# RAW RECORDS start
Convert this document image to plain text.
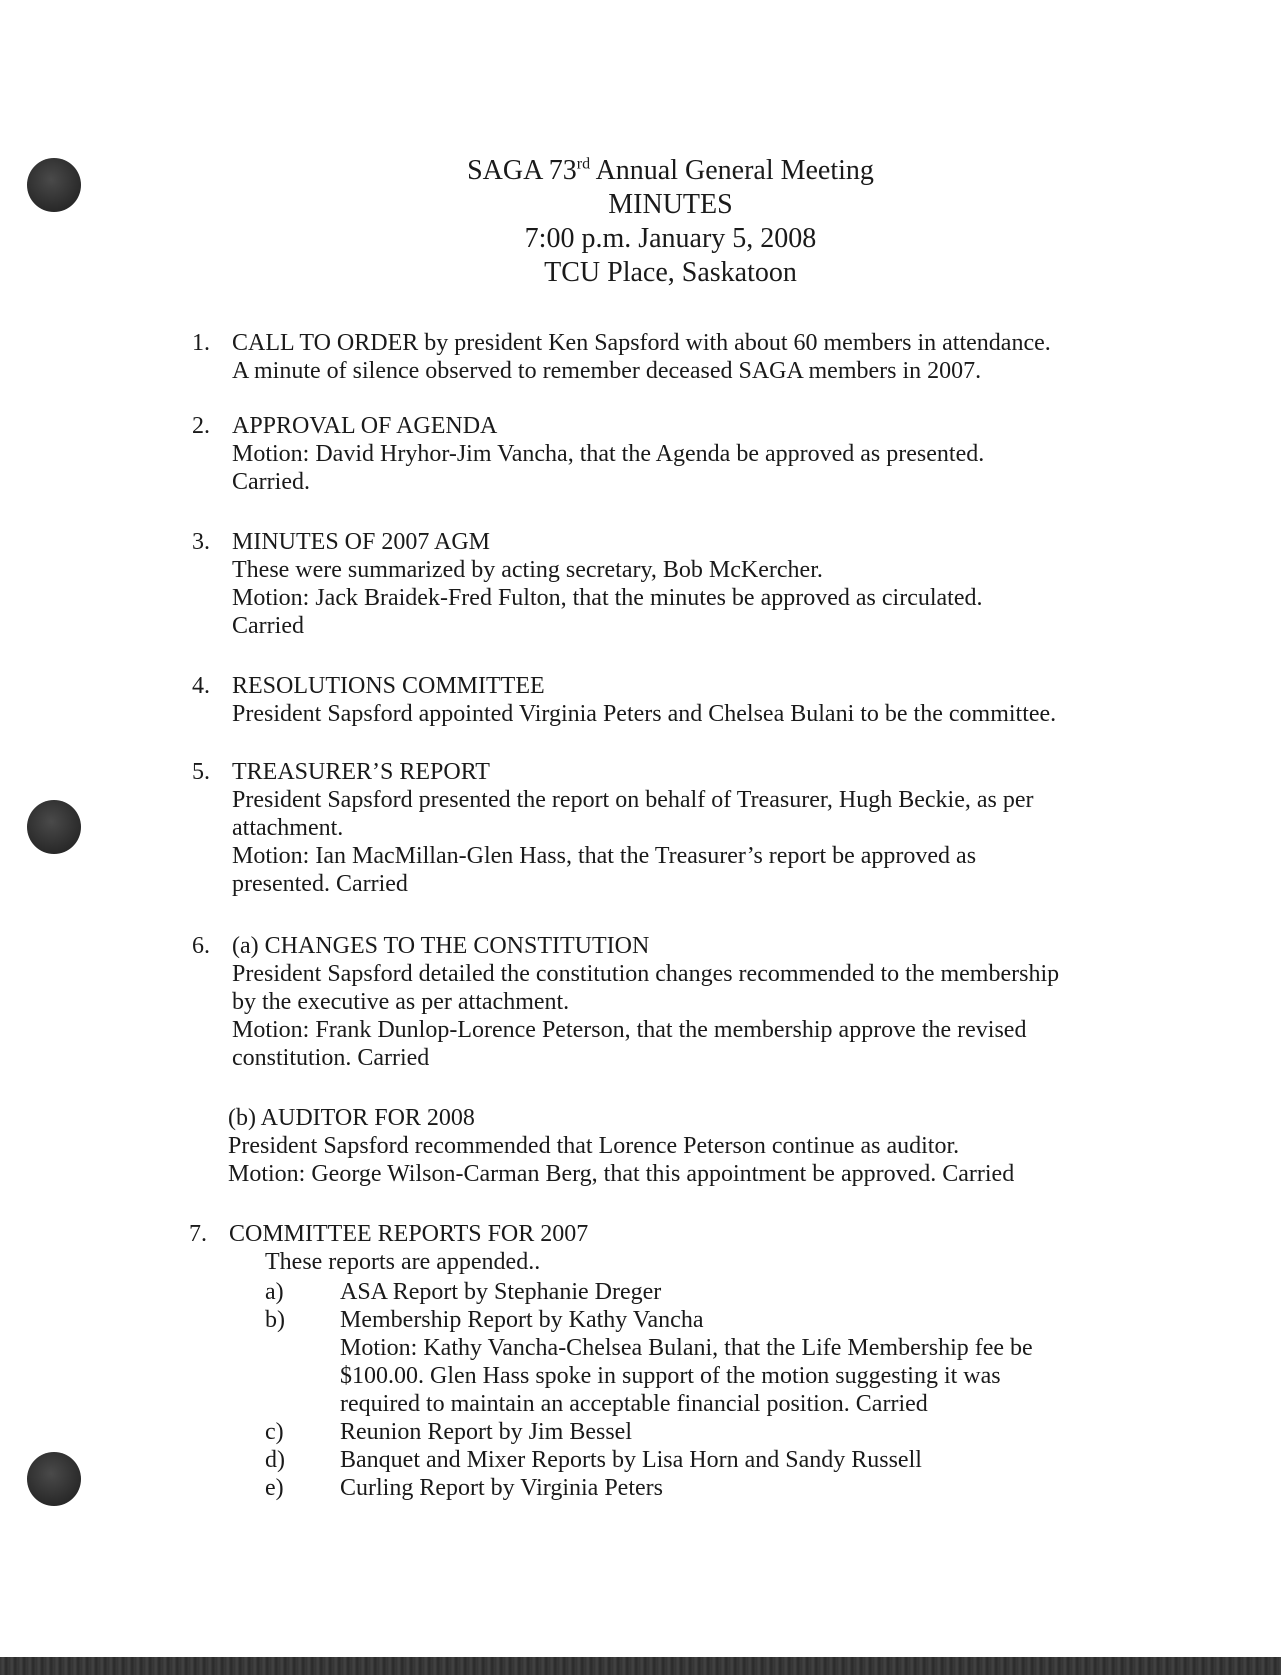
SAGA 73rd Annual General Meeting
MINUTES
7:00 p.m. January 5, 2008
TCU Place, Saskatoon
1. CALL TO ORDER by president Ken Sapsford with about 60 members in attendance.
A minute of silence observed to remember deceased SAGA members in 2007.
2. APPROVAL OF AGENDA
Motion: David Hryhor-Jim Vancha, that the Agenda be approved as presented.
Carried.
3. MINUTES OF 2007 AGM
These were summarized by acting secretary, Bob McKercher.
Motion: Jack Braidek-Fred Fulton, that the minutes be approved as circulated.
Carried
4. RESOLUTIONS COMMITTEE
President Sapsford appointed Virginia Peters and Chelsea Bulani to be the committee.
5. TREASURER’S REPORT
President Sapsford presented the report on behalf of Treasurer, Hugh Beckie, as per
attachment.
Motion: Ian MacMillan-Glen Hass, that the Treasurer’s report be approved as
presented. Carried
6. (a) CHANGES TO THE CONSTITUTION
President Sapsford detailed the constitution changes recommended to the membership
by the executive as per attachment.
Motion: Frank Dunlop-Lorence Peterson, that the membership approve the revised
constitution. Carried
(b) AUDITOR FOR 2008
President Sapsford recommended that Lorence Peterson continue as auditor.
Motion: George Wilson-Carman Berg, that this appointment be approved. Carried
7. COMMITTEE REPORTS FOR 2007
These reports are appended..
a)	ASA Report by Stephanie Dreger
b)	Membership Report by Kathy Vancha
Motion: Kathy Vancha-Chelsea Bulani, that the Life Membership fee be
$100.00. Glen Hass spoke in support of the motion suggesting it was
required to maintain an acceptable financial position. Carried
c)	Reunion Report by Jim Bessel
d)	Banquet and Mixer Reports by Lisa Horn and Sandy Russell
e)	Curling Report by Virginia Peters
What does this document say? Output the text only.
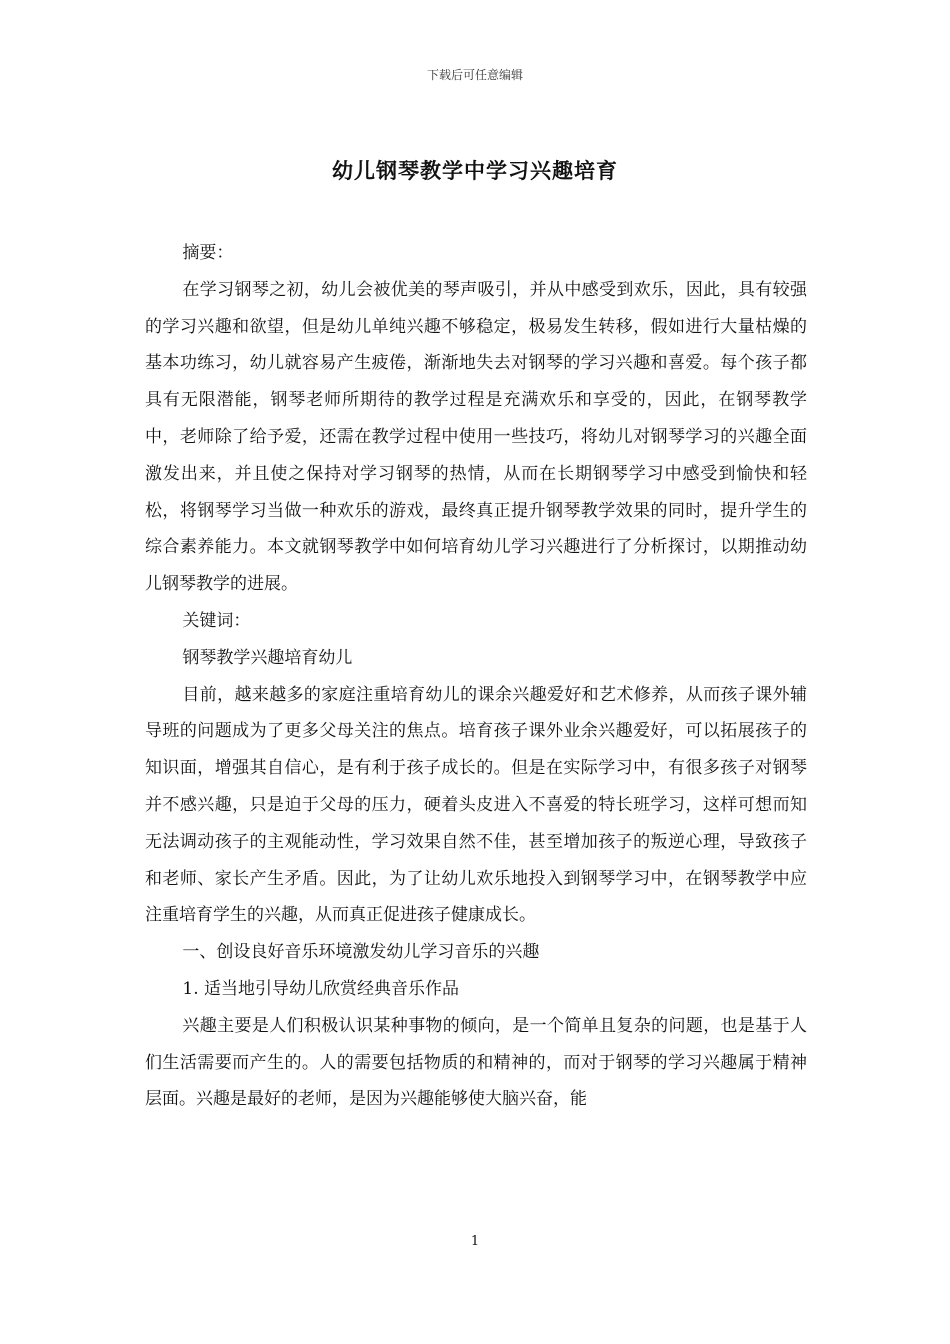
下载后可任意编辑
幼儿钢琴教学中学习兴趣培育

摘要：

在学习钢琴之初，幼儿会被优美的琴声吸引，并从中感受到欢乐，因此，具有较强的学习兴趣和欲望，但是幼儿单纯兴趣不够稳定，极易发生转移，假如进行大量枯燥的基本功练习，幼儿就容易产生疲倦，渐渐地失去对钢琴的学习兴趣和喜爱。每个孩子都具有无限潜能，钢琴老师所期待的教学过程是充满欢乐和享受的，因此，在钢琴教学中，老师除了给予爱，还需在教学过程中使用一些技巧，将幼儿对钢琴学习的兴趣全面激发出来，并且使之保持对学习钢琴的热情，从而在长期钢琴学习中感受到愉快和轻松，将钢琴学习当做一种欢乐的游戏，最终真正提升钢琴教学效果的同时，提升学生的综合素养能力。本文就钢琴教学中如何培育幼儿学习兴趣进行了分析探讨，以期推动幼儿钢琴教学的进展。

关键词：

钢琴教学兴趣培育幼儿

目前，越来越多的家庭注重培育幼儿的课余兴趣爱好和艺术修养，从而孩子课外辅导班的问题成为了更多父母关注的焦点。培育孩子课外业余兴趣爱好，可以拓展孩子的知识面，增强其自信心，是有利于孩子成长的。但是在实际学习中，有很多孩子对钢琴并不感兴趣，只是迫于父母的压力，硬着头皮进入不喜爱的特长班学习，这样可想而知无法调动孩子的主观能动性，学习效果自然不佳，甚至增加孩子的叛逆心理，导致孩子和老师、家长产生矛盾。因此，为了让幼儿欢乐地投入到钢琴学习中，在钢琴教学中应注重培育学生的兴趣，从而真正促进孩子健康成长。

一、创设良好音乐环境激发幼儿学习音乐的兴趣

1. 适当地引导幼儿欣赏经典音乐作品

兴趣主要是人们积极认识某种事物的倾向，是一个简单且复杂的问题，也是基于人们生活需要而产生的。人的需要包括物质的和精神的，而对于钢琴的学习兴趣属于精神层面。兴趣是最好的老师，是因为兴趣能够使大脑兴奋，能

1
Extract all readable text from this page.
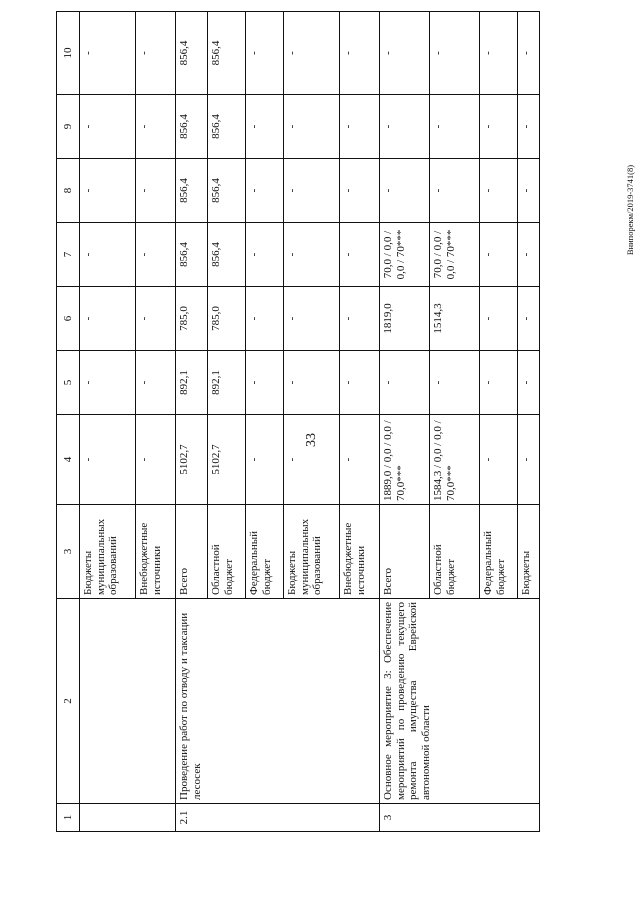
33
Внипорекм/2019-3741(8)
1	2	3	4	5	6	7	8	9	10
		Бюджеты муниципальных образований	-	-	-	-	-	-	-
		Внебюджетные источники	-	-	-	-	-	-	-
2.1	Проведение работ по отводу и таксации лесосек	Всего	5102,7	892,1	785,0	856,4	856,4	856,4	856,4
		Областной бюджет	5102,7	892,1	785,0	856,4	856,4	856,4	856,4
		Федеральный бюджет	-	-	-	-	-	-	-
		Бюджеты муниципальных образований	-	-	-	-	-	-	-
		Внебюджетные источники	-	-	-	-	-	-	-
3	Основное мероприятие 3: Обеспечение мероприятий по проведению текущего ремонта имущества Еврейской автономной области	Всего	1889,0 / 0,0 / 0,0 / 70,0***	-	1819,0	70,0 / 0,0 / 0,0 / 70***	-	-	-
		Областной бюджет	1584,3 / 0,0 / 0,0 / 70,0***	-	1514,3	70,0 / 0,0 / 0,0 / 70***	-	-	-
		Федеральный бюджет	-	-	-	-	-	-	-
		Бюджеты	-	-	-	-	-	-	-
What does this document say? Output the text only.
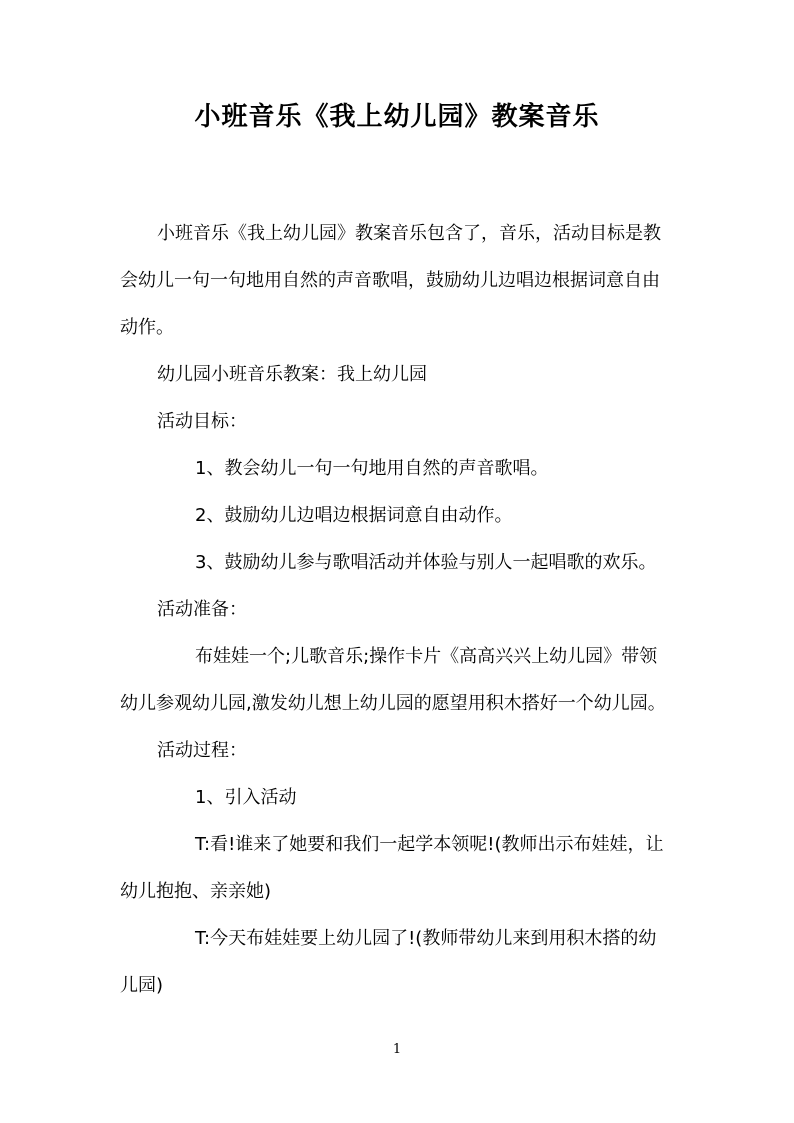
小班音乐《我上幼儿园》教案音乐

小班音乐《我上幼儿园》教案音乐包含了，音乐，活动目标是教

会幼儿一句一句地用自然的声音歌唱，鼓励幼儿边唱边根据词意自由

动作。

幼儿园小班音乐教案：我上幼儿园

活动目标：

1、教会幼儿一句一句地用自然的声音歌唱。

2、鼓励幼儿边唱边根据词意自由动作。

3、鼓励幼儿参与歌唱活动并体验与别人一起唱歌的欢乐。

活动准备：

布娃娃一个;儿歌音乐;操作卡片《高高兴兴上幼儿园》带领

幼儿参观幼儿园,激发幼儿想上幼儿园的愿望用积木搭好一个幼儿园。

活动过程：

1、引入活动

T:看!谁来了她要和我们一起学本领呢!(教师出示布娃娃，让

幼儿抱抱、亲亲她)

T:今天布娃娃要上幼儿园了!(教师带幼儿来到用积木搭的幼

儿园)

1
# RAW RECORDS end
**WHAT YOU SHOULD DO**:
Copy in full each line that holds the word "Glen".

**RESULT FOR THIS TASK**:
Motion: Ian MacMillan-Glen Hass, that the Treasurer’s report be approved as
$100.00. Glen Hass spoke in support of the motion suggesting it was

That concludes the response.